Revlon, Inc. v. MacAndrews & Forbes Holdings, Inc., 506 A.2d 173 (Del. 1986) determined that if the breakup of a corporation is inevitable, the board of directors must make a reasonable effort to obtain the highest value for its sale. The board’s duty is no longer to maintain the company as a viable corporate entity, or to insure long-term value creation, but instead, has to maximize the value to shareholders when the company is sold. In other words, this legal rule means that, where a hostile takeover is imminent, the board is required to prioritize the need to obtain the best price available to shareholders.
III. Elon Musk Sets Sights on Twitter
On April 05, 2022 Elon Musk purchased more than 9% of Twitter’s shares. Shortly afterward, Musk made an offer to buy Twitter for $54.20 a share, for a total sale price of about $44 billion. At the time of his offer, $44 billion was well above Twitter’s stock price. Musk claimed that his motivation for the offer was to restore free speech principles. He had been very vocal about his disapproval of Twitter blocking certain public figures following controversial and divisive tweets, likening the action to censorship.  Almost immediately after the takeover, Musk reactivated popular artist Kanye West’s Twitter account, which had been blocked following an antisemitic tweet.

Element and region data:
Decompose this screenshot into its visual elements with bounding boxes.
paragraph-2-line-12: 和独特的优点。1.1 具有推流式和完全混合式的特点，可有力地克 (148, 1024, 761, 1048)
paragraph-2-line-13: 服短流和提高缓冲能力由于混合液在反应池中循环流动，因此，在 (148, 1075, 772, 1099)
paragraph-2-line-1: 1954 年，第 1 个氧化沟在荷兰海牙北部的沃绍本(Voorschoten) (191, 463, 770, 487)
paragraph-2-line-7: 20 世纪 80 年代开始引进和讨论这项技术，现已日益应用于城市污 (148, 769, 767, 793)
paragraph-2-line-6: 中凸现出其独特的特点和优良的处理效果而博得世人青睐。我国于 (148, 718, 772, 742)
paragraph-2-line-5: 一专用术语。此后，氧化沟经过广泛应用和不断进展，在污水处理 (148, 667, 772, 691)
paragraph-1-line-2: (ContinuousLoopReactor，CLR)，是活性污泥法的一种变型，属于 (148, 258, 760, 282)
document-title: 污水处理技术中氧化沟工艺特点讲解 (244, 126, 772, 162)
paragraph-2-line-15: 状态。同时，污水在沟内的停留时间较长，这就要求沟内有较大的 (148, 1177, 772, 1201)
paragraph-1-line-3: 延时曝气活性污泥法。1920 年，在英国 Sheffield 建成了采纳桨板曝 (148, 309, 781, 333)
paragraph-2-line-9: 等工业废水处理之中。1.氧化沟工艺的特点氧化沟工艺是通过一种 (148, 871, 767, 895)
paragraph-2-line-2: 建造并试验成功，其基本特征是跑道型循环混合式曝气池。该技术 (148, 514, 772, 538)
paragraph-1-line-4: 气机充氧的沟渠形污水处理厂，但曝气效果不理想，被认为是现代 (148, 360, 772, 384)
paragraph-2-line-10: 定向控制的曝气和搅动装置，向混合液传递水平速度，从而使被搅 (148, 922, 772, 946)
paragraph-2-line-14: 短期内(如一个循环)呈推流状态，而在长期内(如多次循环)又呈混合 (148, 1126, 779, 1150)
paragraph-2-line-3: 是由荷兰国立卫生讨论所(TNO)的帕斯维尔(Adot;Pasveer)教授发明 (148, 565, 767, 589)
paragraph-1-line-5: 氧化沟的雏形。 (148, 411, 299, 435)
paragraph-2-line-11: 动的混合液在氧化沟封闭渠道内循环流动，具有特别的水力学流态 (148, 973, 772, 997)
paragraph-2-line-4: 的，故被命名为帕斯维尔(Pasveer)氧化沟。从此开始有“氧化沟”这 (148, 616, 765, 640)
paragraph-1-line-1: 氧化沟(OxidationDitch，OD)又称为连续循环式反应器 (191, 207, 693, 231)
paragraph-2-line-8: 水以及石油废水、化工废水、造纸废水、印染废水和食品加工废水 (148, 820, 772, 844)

__EXERCISES TO COMPLETE__
A. According to the Twitter takeover excerpt, what reason did Musk give for offering to buy Twitter? Answer in one to three sentences.
B. Please output everything in the Twitter takeover excerpt from "Revlon, Inc. v." down to "available to shareholders.".
The listing has no connection to the excerpt on the Twitter takeover.

__ANSWER LIST__
A. Musk claimed that he made the offer to restore free speech principles. He had objected strongly to Twitter blocking certain public figures after controversial and divisive tweets, and he compared that practice to censorship.

B.
Revlon, Inc. v. MacAndrews & Forbes Holdings, Inc., 506 A.2d 173 (Del. 1986) determined that if the breakup of a corporation is inevitable, the board of directors must make a reasonable effort to obtain the highest value for its sale. The board’s duty is no longer to maintain the company as a viable corporate entity, or to insure long-term value creation, but instead, has to maximize the value to shareholders when the company is sold. In other words, this legal rule means that, where a hostile takeover is imminent, the board is required to prioritize the need to obtain the best price available to shareholders.